__Exercise materials__:
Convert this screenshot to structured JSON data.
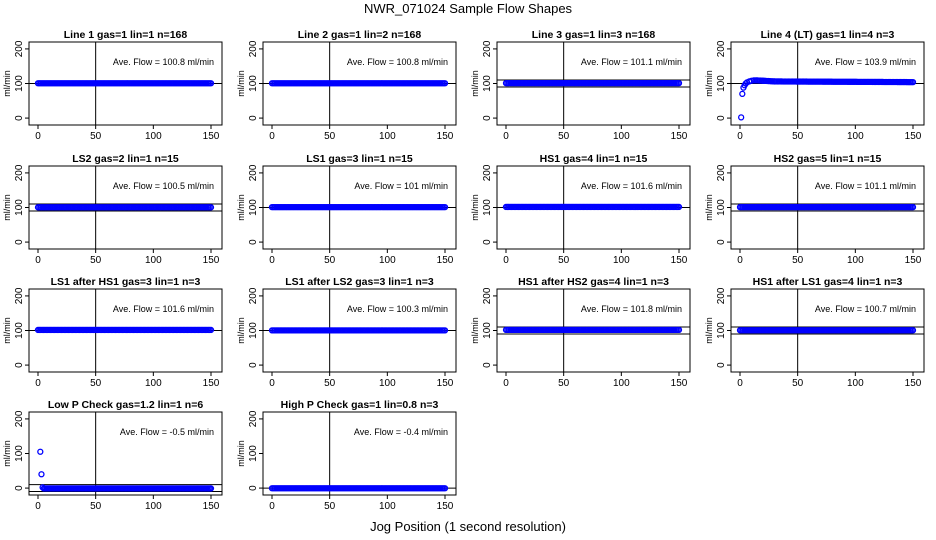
{
  "figure": {
    "title": "NWR_071024  Sample Flow Shapes",
    "xlabel": "Jog Position (1 second resolution)"
  },
  "style": {
    "point_color": "#0000ff",
    "axis_color": "#000000"
  },
  "chart_data": [
    {
      "type": "scatter",
      "title": "Line 1 gas=1 lin=1 n=168",
      "ylabel": "ml/min",
      "xlim": [
        0,
        150
      ],
      "ylim": [
        -20,
        220
      ],
      "xticks": [
        0,
        50,
        100,
        150
      ],
      "yticks": [
        0,
        100,
        200
      ],
      "vline": 50,
      "hline": [
        100
      ],
      "annotation": "Ave. Flow =  100.8  ml/min",
      "series": [
        {
          "x": [
            0,
            150
          ],
          "y": [
            100.8,
            100.8
          ]
        }
      ]
    },
    {
      "type": "scatter",
      "title": "Line 2 gas=1 lin=2 n=168",
      "ylabel": "ml/min",
      "xlim": [
        0,
        150
      ],
      "ylim": [
        -20,
        220
      ],
      "xticks": [
        0,
        50,
        100,
        150
      ],
      "yticks": [
        0,
        100,
        200
      ],
      "vline": 50,
      "hline": [
        100
      ],
      "annotation": "Ave. Flow =  100.8  ml/min",
      "series": [
        {
          "x": [
            0,
            150
          ],
          "y": [
            100.8,
            100.8
          ]
        }
      ]
    },
    {
      "type": "scatter",
      "title": "Line 3 gas=1 lin=3 n=168",
      "ylabel": "ml/min",
      "xlim": [
        0,
        150
      ],
      "ylim": [
        -20,
        220
      ],
      "xticks": [
        0,
        50,
        100,
        150
      ],
      "yticks": [
        0,
        100,
        200
      ],
      "vline": 50,
      "hline": [
        90,
        110
      ],
      "annotation": "Ave. Flow =  101.1  ml/min",
      "series": [
        {
          "x": [
            0,
            150
          ],
          "y": [
            101.1,
            101.1
          ]
        }
      ]
    },
    {
      "type": "scatter",
      "title": "Line 4 (LT) gas=1 lin=4 n=3",
      "ylabel": "ml/min",
      "xlim": [
        0,
        150
      ],
      "ylim": [
        -20,
        220
      ],
      "xticks": [
        0,
        50,
        100,
        150
      ],
      "yticks": [
        0,
        100,
        200
      ],
      "vline": 50,
      "hline": [
        100
      ],
      "annotation": "Ave. Flow =  103.9  ml/min",
      "series": [
        {
          "x": [
            1,
            2,
            3,
            4,
            5,
            6,
            8,
            10,
            12,
            15,
            20,
            30,
            150
          ],
          "y": [
            2,
            70,
            88,
            95,
            100,
            103,
            106,
            108,
            109,
            109,
            108,
            106,
            104
          ]
        }
      ]
    },
    {
      "type": "scatter",
      "title": "LS2 gas=2 lin=1 n=15",
      "ylabel": "ml/min",
      "xlim": [
        0,
        150
      ],
      "ylim": [
        -20,
        220
      ],
      "xticks": [
        0,
        50,
        100,
        150
      ],
      "yticks": [
        0,
        100,
        200
      ],
      "vline": 50,
      "hline": [
        90,
        110
      ],
      "annotation": "Ave. Flow =  100.5  ml/min",
      "series": [
        {
          "x": [
            0,
            150
          ],
          "y": [
            100.5,
            100.5
          ]
        }
      ]
    },
    {
      "type": "scatter",
      "title": "LS1 gas=3 lin=1 n=15",
      "ylabel": "ml/min",
      "xlim": [
        0,
        150
      ],
      "ylim": [
        -20,
        220
      ],
      "xticks": [
        0,
        50,
        100,
        150
      ],
      "yticks": [
        0,
        100,
        200
      ],
      "vline": 50,
      "hline": [
        100
      ],
      "annotation": "Ave. Flow =  101  ml/min",
      "series": [
        {
          "x": [
            0,
            150
          ],
          "y": [
            101,
            101
          ]
        }
      ]
    },
    {
      "type": "scatter",
      "title": "HS1 gas=4 lin=1 n=15",
      "ylabel": "ml/min",
      "xlim": [
        0,
        150
      ],
      "ylim": [
        -20,
        220
      ],
      "xticks": [
        0,
        50,
        100,
        150
      ],
      "yticks": [
        0,
        100,
        200
      ],
      "vline": 50,
      "hline": [
        100
      ],
      "annotation": "Ave. Flow =  101.6  ml/min",
      "series": [
        {
          "x": [
            0,
            150
          ],
          "y": [
            101.6,
            101.6
          ]
        }
      ]
    },
    {
      "type": "scatter",
      "title": "HS2 gas=5 lin=1 n=15",
      "ylabel": "ml/min",
      "xlim": [
        0,
        150
      ],
      "ylim": [
        -20,
        220
      ],
      "xticks": [
        0,
        50,
        100,
        150
      ],
      "yticks": [
        0,
        100,
        200
      ],
      "vline": 50,
      "hline": [
        90,
        110
      ],
      "annotation": "Ave. Flow =  101.1  ml/min",
      "series": [
        {
          "x": [
            0,
            150
          ],
          "y": [
            101.1,
            101.1
          ]
        }
      ]
    },
    {
      "type": "scatter",
      "title": "LS1 after HS1 gas=3 lin=1 n=3",
      "ylabel": "ml/min",
      "xlim": [
        0,
        150
      ],
      "ylim": [
        -20,
        220
      ],
      "xticks": [
        0,
        50,
        100,
        150
      ],
      "yticks": [
        0,
        100,
        200
      ],
      "vline": 50,
      "hline": [
        100
      ],
      "annotation": "Ave. Flow =  101.6  ml/min",
      "series": [
        {
          "x": [
            0,
            150
          ],
          "y": [
            101.6,
            101.6
          ]
        }
      ]
    },
    {
      "type": "scatter",
      "title": "LS1 after LS2 gas=3 lin=1 n=3",
      "ylabel": "ml/min",
      "xlim": [
        0,
        150
      ],
      "ylim": [
        -20,
        220
      ],
      "xticks": [
        0,
        50,
        100,
        150
      ],
      "yticks": [
        0,
        100,
        200
      ],
      "vline": 50,
      "hline": [
        100
      ],
      "annotation": "Ave. Flow =  100.3  ml/min",
      "series": [
        {
          "x": [
            0,
            150
          ],
          "y": [
            100.3,
            100.3
          ]
        }
      ]
    },
    {
      "type": "scatter",
      "title": "HS1 after HS2 gas=4 lin=1 n=3",
      "ylabel": "ml/min",
      "xlim": [
        0,
        150
      ],
      "ylim": [
        -20,
        220
      ],
      "xticks": [
        0,
        50,
        100,
        150
      ],
      "yticks": [
        0,
        100,
        200
      ],
      "vline": 50,
      "hline": [
        90,
        110
      ],
      "annotation": "Ave. Flow =  101.8  ml/min",
      "series": [
        {
          "x": [
            0,
            150
          ],
          "y": [
            101.8,
            101.8
          ]
        }
      ]
    },
    {
      "type": "scatter",
      "title": "HS1 after LS1 gas=4 lin=1 n=3",
      "ylabel": "ml/min",
      "xlim": [
        0,
        150
      ],
      "ylim": [
        -20,
        220
      ],
      "xticks": [
        0,
        50,
        100,
        150
      ],
      "yticks": [
        0,
        100,
        200
      ],
      "vline": 50,
      "hline": [
        90,
        110
      ],
      "annotation": "Ave. Flow =  100.7  ml/min",
      "series": [
        {
          "x": [
            0,
            150
          ],
          "y": [
            100.7,
            100.7
          ]
        }
      ]
    },
    {
      "type": "scatter",
      "title": "Low P Check gas=1.2 lin=1 n=6",
      "ylabel": "ml/min",
      "xlim": [
        0,
        150
      ],
      "ylim": [
        -20,
        220
      ],
      "xticks": [
        0,
        50,
        100,
        150
      ],
      "yticks": [
        0,
        100,
        200
      ],
      "vline": 50,
      "hline": [
        -10,
        10
      ],
      "annotation": "Ave. Flow =  -0.5  ml/min",
      "series": [
        {
          "x": [
            2,
            3,
            4,
            5,
            150
          ],
          "y": [
            105,
            40,
            2,
            -1,
            -1
          ]
        }
      ]
    },
    {
      "type": "scatter",
      "title": "High P Check gas=1 lin=0.8 n=3",
      "ylabel": "ml/min",
      "xlim": [
        0,
        150
      ],
      "ylim": [
        -20,
        220
      ],
      "xticks": [
        0,
        50,
        100,
        150
      ],
      "yticks": [
        0,
        100,
        200
      ],
      "vline": 50,
      "hline": [
        0
      ],
      "annotation": "Ave. Flow =  -0.4  ml/min",
      "series": [
        {
          "x": [
            0,
            150
          ],
          "y": [
            -0.4,
            -0.4
          ]
        }
      ]
    }
  ]
}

__Instruction__: Using the listing above, say how many of its lines contain the string "after", giving nothing but the figure.

__Response to the task__: 4